— START OF Dataset —

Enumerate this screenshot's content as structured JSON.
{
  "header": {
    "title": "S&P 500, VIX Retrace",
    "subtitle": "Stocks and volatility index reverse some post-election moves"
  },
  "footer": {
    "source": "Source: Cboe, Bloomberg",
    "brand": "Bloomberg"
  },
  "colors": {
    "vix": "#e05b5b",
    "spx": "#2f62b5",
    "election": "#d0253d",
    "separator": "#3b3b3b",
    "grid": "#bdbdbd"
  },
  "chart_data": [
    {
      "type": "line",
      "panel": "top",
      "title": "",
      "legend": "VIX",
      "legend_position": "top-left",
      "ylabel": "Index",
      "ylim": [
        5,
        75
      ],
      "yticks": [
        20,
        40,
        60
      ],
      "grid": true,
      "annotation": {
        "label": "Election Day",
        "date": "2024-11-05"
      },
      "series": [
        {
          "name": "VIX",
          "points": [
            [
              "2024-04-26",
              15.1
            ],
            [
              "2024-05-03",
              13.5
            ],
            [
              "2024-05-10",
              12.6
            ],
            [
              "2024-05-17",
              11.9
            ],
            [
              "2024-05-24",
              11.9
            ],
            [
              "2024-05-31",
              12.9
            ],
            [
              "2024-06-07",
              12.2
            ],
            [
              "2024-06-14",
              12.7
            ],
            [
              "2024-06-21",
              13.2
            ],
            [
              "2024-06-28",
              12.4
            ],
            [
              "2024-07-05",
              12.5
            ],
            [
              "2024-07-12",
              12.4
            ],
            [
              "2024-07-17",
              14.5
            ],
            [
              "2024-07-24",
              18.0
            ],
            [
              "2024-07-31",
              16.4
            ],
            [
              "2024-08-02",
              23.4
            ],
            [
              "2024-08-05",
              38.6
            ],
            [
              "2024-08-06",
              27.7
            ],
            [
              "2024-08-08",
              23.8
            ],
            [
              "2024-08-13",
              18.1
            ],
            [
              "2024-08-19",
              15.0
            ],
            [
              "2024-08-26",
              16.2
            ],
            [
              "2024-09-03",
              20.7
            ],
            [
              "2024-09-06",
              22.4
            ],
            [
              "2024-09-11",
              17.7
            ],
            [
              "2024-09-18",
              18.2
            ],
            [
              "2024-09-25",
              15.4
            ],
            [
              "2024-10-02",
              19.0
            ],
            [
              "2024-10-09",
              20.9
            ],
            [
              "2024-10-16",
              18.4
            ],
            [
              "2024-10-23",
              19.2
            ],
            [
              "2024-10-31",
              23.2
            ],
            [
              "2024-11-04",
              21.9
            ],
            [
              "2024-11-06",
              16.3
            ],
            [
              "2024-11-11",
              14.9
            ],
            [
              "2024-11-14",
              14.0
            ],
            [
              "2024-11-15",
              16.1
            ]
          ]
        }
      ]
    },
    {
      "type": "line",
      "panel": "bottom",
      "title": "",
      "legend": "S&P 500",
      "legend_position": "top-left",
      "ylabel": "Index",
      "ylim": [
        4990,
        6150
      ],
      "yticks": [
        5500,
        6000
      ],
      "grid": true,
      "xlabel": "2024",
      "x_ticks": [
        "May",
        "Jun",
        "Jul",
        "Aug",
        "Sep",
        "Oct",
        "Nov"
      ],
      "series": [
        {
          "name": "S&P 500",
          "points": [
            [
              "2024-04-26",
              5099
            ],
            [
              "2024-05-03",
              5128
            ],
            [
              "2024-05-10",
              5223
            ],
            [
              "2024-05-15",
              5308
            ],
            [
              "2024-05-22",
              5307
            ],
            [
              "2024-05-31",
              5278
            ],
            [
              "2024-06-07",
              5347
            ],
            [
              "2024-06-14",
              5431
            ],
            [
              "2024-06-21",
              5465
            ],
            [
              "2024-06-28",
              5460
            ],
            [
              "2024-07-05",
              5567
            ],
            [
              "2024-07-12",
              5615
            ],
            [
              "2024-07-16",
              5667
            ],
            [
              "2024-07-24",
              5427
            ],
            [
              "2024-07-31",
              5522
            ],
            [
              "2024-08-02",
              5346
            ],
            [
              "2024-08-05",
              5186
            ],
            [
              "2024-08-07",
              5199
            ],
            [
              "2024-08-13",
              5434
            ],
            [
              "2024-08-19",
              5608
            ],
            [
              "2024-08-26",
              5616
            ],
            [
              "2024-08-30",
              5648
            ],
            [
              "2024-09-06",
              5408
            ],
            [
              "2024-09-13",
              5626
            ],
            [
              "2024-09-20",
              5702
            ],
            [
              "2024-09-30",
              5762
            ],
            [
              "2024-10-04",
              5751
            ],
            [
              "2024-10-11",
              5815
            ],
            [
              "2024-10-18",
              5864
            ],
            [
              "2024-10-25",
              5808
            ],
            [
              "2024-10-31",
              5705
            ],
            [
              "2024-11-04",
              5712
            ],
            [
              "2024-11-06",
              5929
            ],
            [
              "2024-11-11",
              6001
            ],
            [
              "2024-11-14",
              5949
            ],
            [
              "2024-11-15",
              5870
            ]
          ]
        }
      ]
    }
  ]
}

— END OF Dataset —

- What is being asked: Repeat the listing in full, keeping every line exactly as it is.

- Result of the exercise:
Enumerate this screenshot's content as structured JSON.
{
  "header": {
    "title": "S&P 500, VIX Retrace",
    "subtitle": "Stocks and volatility index reverse some post-election moves"
  },
  "footer": {
    "source": "Source: Cboe, Bloomberg",
    "brand": "Bloomberg"
  },
  "colors": {
    "vix": "#e05b5b",
    "spx": "#2f62b5",
    "election": "#d0253d",
    "separator": "#3b3b3b",
    "grid": "#bdbdbd"
  },
  "chart_data": [
    {
      "type": "line",
      "panel": "top",
      "title": "",
      "legend": "VIX",
      "legend_position": "top-left",
      "ylabel": "Index",
      "ylim": [
        5,
        75
      ],
      "yticks": [
        20,
        40,
        60
      ],
      "grid": true,
      "annotation": {
        "label": "Election Day",
        "date": "2024-11-05"
      },
      "series": [
        {
          "name": "VIX",
          "points": [
            [
              "2024-04-26",
              15.1
            ],
            [
              "2024-05-03",
              13.5
            ],
            [
              "2024-05-10",
              12.6
            ],
            [
              "2024-05-17",
              11.9
            ],
            [
              "2024-05-24",
              11.9
            ],
            [
              "2024-05-31",
              12.9
            ],
            [
              "2024-06-07",
              12.2
            ],
            [
              "2024-06-14",
              12.7
            ],
            [
              "2024-06-21",
              13.2
            ],
            [
              "2024-06-28",
              12.4
            ],
            [
              "2024-07-05",
              12.5
            ],
            [
              "2024-07-12",
              12.4
            ],
            [
              "2024-07-17",
              14.5
            ],
            [
              "2024-07-24",
              18.0
            ],
            [
              "2024-07-31",
              16.4
            ],
            [
              "2024-08-02",
              23.4
            ],
            [
              "2024-08-05",
              38.6
            ],
            [
              "2024-08-06",
              27.7
            ],
            [
              "2024-08-08",
              23.8
            ],
            [
              "2024-08-13",
              18.1
            ],
            [
              "2024-08-19",
              15.0
            ],
            [
              "2024-08-26",
              16.2
            ],
            [
              "2024-09-03",
              20.7
            ],
            [
              "2024-09-06",
              22.4
            ],
            [
              "2024-09-11",
              17.7
            ],
            [
              "2024-09-18",
              18.2
            ],
            [
              "2024-09-25",
              15.4
            ],
            [
              "2024-10-02",
              19.0
            ],
            [
              "2024-10-09",
              20.9
            ],
            [
              "2024-10-16",
              18.4
            ],
            [
              "2024-10-23",
              19.2
            ],
            [
              "2024-10-31",
              23.2
            ],
            [
              "2024-11-04",
              21.9
            ],
            [
              "2024-11-06",
              16.3
            ],
            [
              "2024-11-11",
              14.9
            ],
            [
              "2024-11-14",
              14.0
            ],
            [
              "2024-11-15",
              16.1
            ]
          ]
        }
      ]
    },
    {
      "type": "line",
      "panel": "bottom",
      "title": "",
      "legend": "S&P 500",
      "legend_position": "top-left",
      "ylabel": "Index",
      "ylim": [
        4990,
        6150
      ],
      "yticks": [
        5500,
        6000
      ],
      "grid": true,
      "xlabel": "2024",
      "x_ticks": [
        "May",
        "Jun",
        "Jul",
        "Aug",
        "Sep",
        "Oct",
        "Nov"
      ],
      "series": [
        {
          "name": "S&P 500",
          "points": [
            [
              "2024-04-26",
              5099
            ],
            [
              "2024-05-03",
              5128
            ],
            [
              "2024-05-10",
              5223
            ],
            [
              "2024-05-15",
              5308
            ],
            [
              "2024-05-22",
              5307
            ],
            [
              "2024-05-31",
              5278
            ],
            [
              "2024-06-07",
              5347
            ],
            [
              "2024-06-14",
              5431
            ],
            [
              "2024-06-21",
              5465
            ],
            [
              "2024-06-28",
              5460
            ],
            [
              "2024-07-05",
              5567
            ],
            [
              "2024-07-12",
              5615
            ],
            [
              "2024-07-16",
              5667
            ],
            [
              "2024-07-24",
              5427
            ],
            [
              "2024-07-31",
              5522
            ],
            [
              "2024-08-02",
              5346
            ],
            [
              "2024-08-05",
              5186
            ],
            [
              "2024-08-07",
              5199
            ],
            [
              "2024-08-13",
              5434
            ],
            [
              "2024-08-19",
              5608
            ],
            [
              "2024-08-26",
              5616
            ],
            [
              "2024-08-30",
              5648
            ],
            [
              "2024-09-06",
              5408
            ],
            [
              "2024-09-13",
              5626
            ],
            [
              "2024-09-20",
              5702
            ],
            [
              "2024-09-30",
              5762
            ],
            [
              "2024-10-04",
              5751
            ],
            [
              "2024-10-11",
              5815
            ],
            [
              "2024-10-18",
              5864
            ],
            [
              "2024-10-25",
              5808
            ],
            [
              "2024-10-31",
              5705
            ],
            [
              "2024-11-04",
              5712
            ],
            [
              "2024-11-06",
              5929
            ],
            [
              "2024-11-11",
              6001
            ],
            [
              "2024-11-14",
              5949
            ],
            [
              "2024-11-15",
              5870
            ]
          ]
        }
      ]
    }
  ]
}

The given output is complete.